··· Records shown ···

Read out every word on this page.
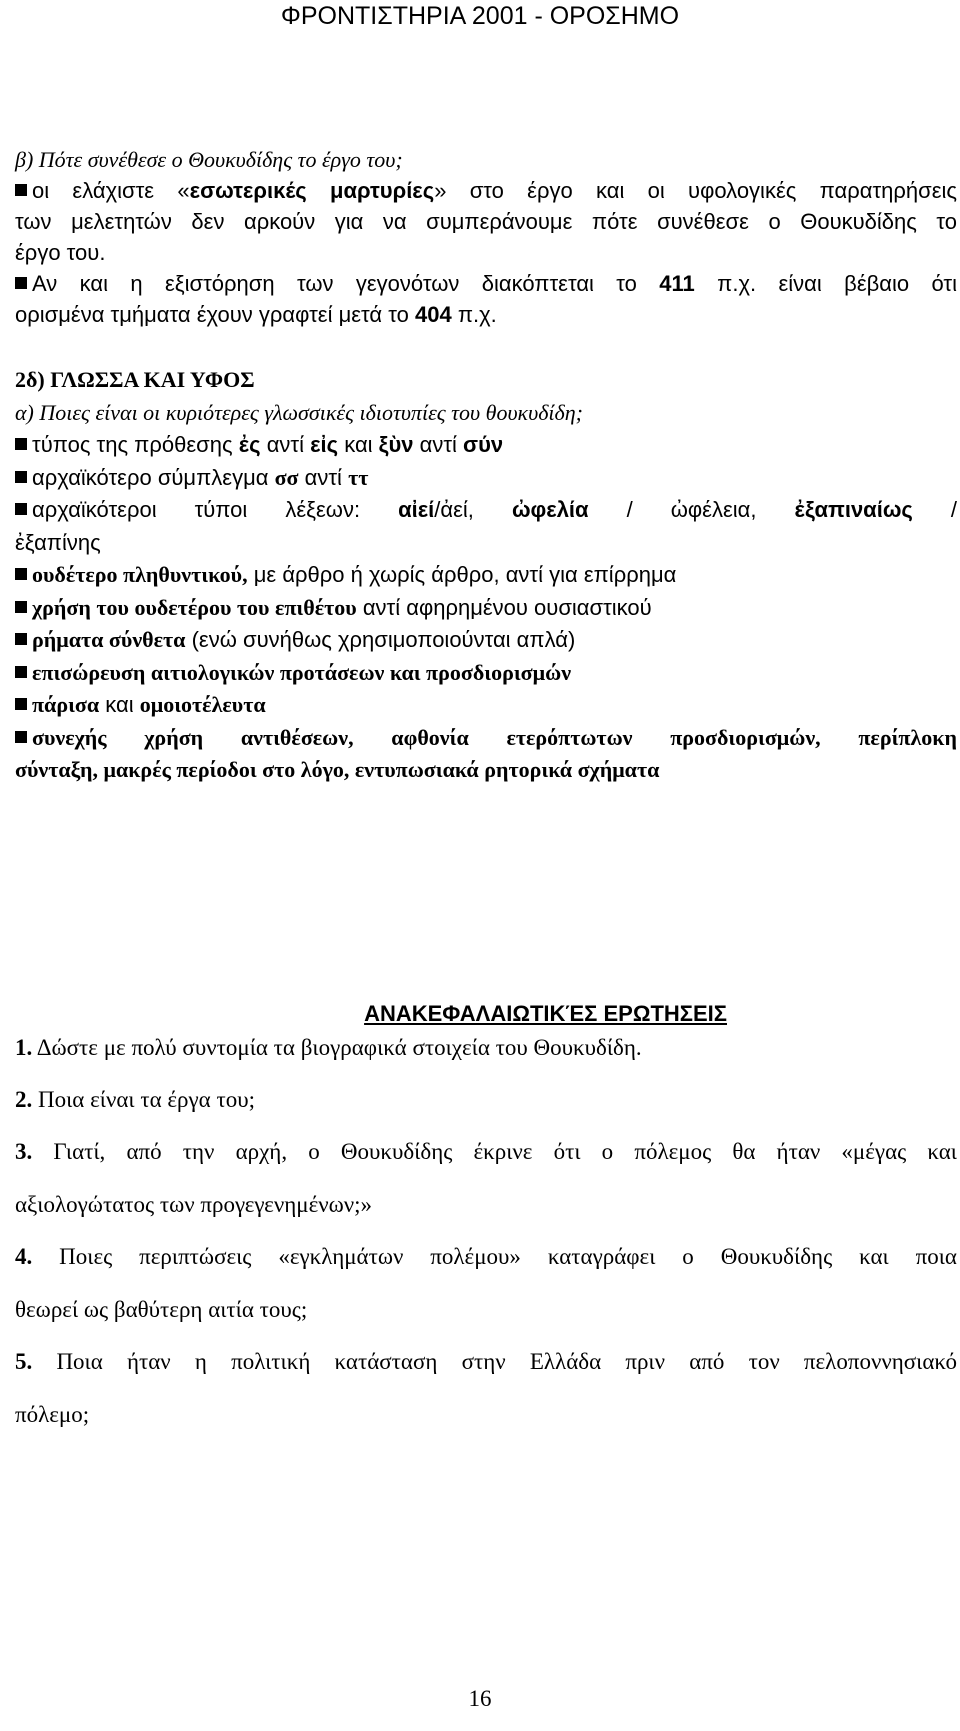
ΦΡΟΝΤΙΣΤΗΡΙΑ 2001 - ΟΡΟΣΗΜΟ
β) Πότε συνέθεσε ο Θουκυδίδης το έργο του;
οι ελάχιστε «εσωτερικές μαρτυρίες» στο έργο και οι υφολογικές παρατηρήσεις
των μελετητών δεν αρκούν για να συμπεράνουμε πότε συνέθεσε ο Θουκυδίδης το
έργο του.
Αν και η εξιστόρηση των γεγονότων διακόπτεται το 411 π.χ. είναι βέβαιο ότι
ορισμένα τμήματα έχουν γραφτεί μετά το 404 π.χ.
2δ) ΓΛΩΣΣΑ ΚΑΙ ΥΦΟΣ
α) Ποιες είναι οι κυριότερες γλωσσικές ιδιοτυπίες του θουκυδίδη;
τύπος της πρόθεσης ἐς αντί εἰς και ξὺν αντί σύν
αρχαϊκότερο σύμπλεγμα σσ αντί ττ
αρχαϊκότεροι τύποι λέξεων: αἰεί/ἀεί, ὠφελία / ὠφέλεια, ἐξαπιναίως /
ἐξαπίνης
ουδέτερο πληθυντικού, με άρθρο ή χωρίς άρθρο, αντί για επίρρημα
χρήση του ουδετέρου του επιθέτου αντί αφηρημένου ουσιαστικού
ρήματα σύνθετα (ενώ συνήθως χρησιμοποιούνται απλά)
επισώρευση αιτιολογικών προτάσεων και προσδιορισμών
πάρισα και ομοιοτέλευτα
συνεχής χρήση αντιθέσεων, αφθονία ετερόπτωτων προσδιορισμών, περίπλοκη
σύνταξη, μακρές περίοδοι στο λόγο, εντυπωσιακά ρητορικά σχήματα
ΑΝΑΚΕΦΑΛΑΙΩΤΙΚΈΣ ΕΡΩΤΗΣΕΙΣ
1. Δώστε με πολύ συντομία τα βιογραφικά στοιχεία του Θουκυδίδη.
2. Ποια είναι τα έργα του;
3. Γιατί, από την αρχή, ο Θουκυδίδης έκρινε ότι ο πόλεμος θα ήταν «μέγας και
αξιολογώτατος των προγεγενημένων;»
4. Ποιες περιπτώσεις «εγκλημάτων πολέμου» καταγράφει ο Θουκυδίδης και ποια
θεωρεί ως βαθύτερη αιτία τους;
5. Ποια ήταν η πολιτική κατάσταση στην Ελλάδα πριν από τον πελοποννησιακό
πόλεμο;
16
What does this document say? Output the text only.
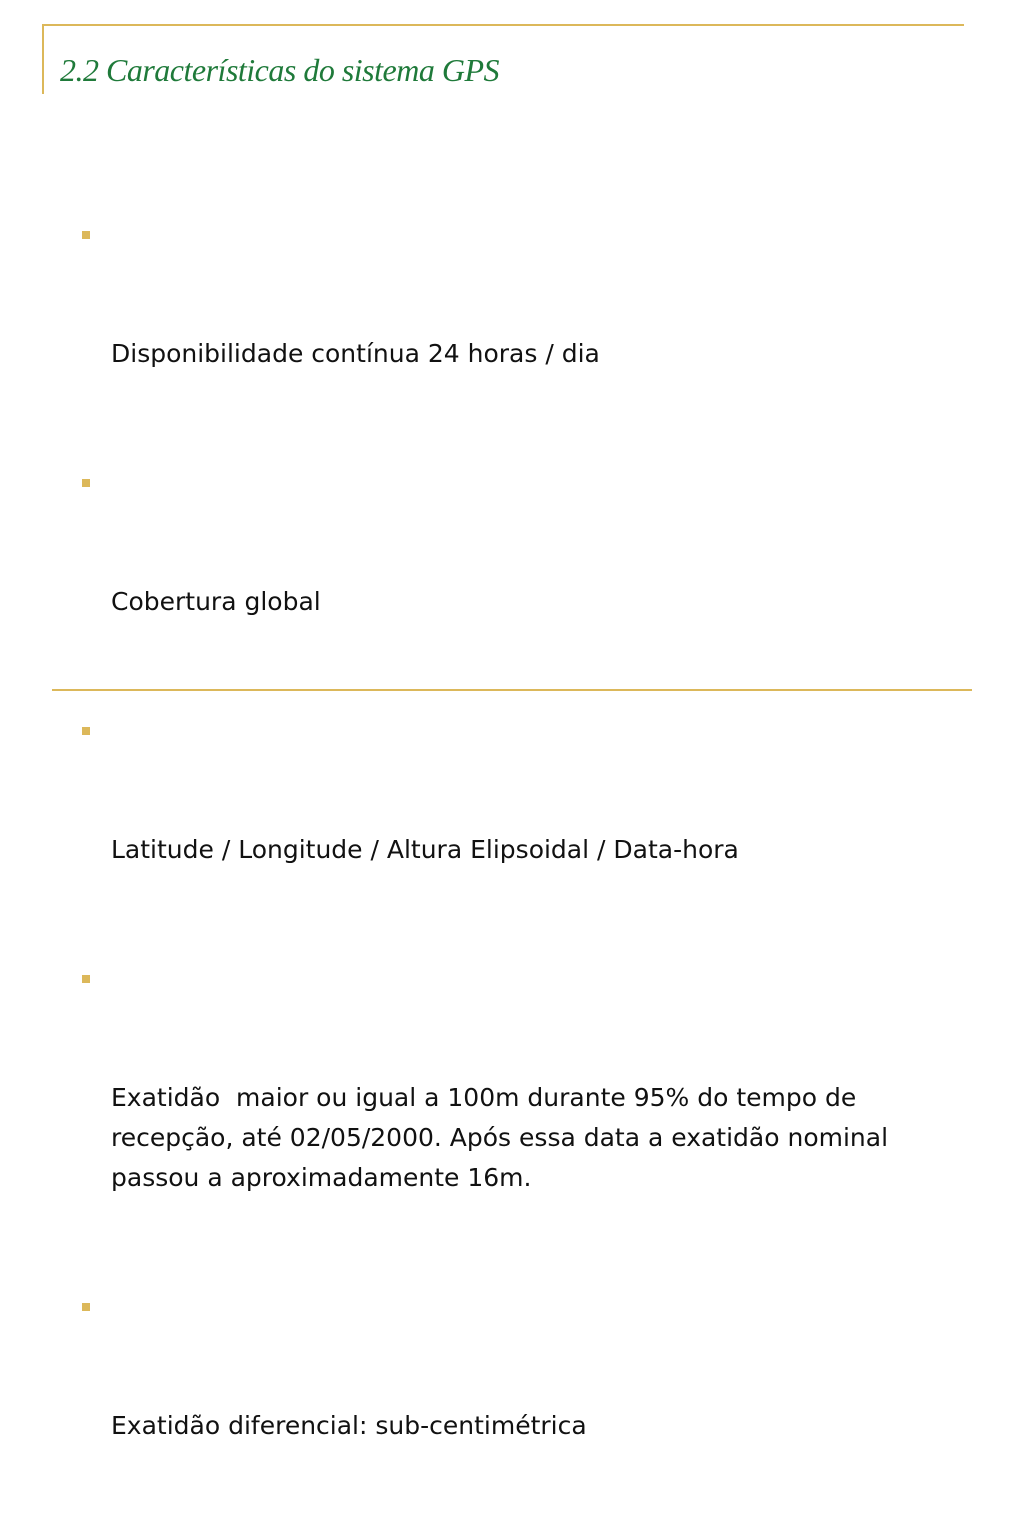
2.2 Características do sistema GPS

Disponibilidade contínua 24 horas / dia

Cobertura global

Latitude / Longitude / Altura Elipsoidal / Data-hora

Exatidão  maior ou igual a 100m durante 95% do tempo de recepção, até 02/05/2000. Após essa data a exatidão nominal passou a aproximadamente 16m.

Exatidão diferencial: sub-centimétrica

···

■ Work to be completed: Identify each line containing the string "this" and copy it out.

■ Final result:
Read out every word on this page.
What does this document say? Output the text only.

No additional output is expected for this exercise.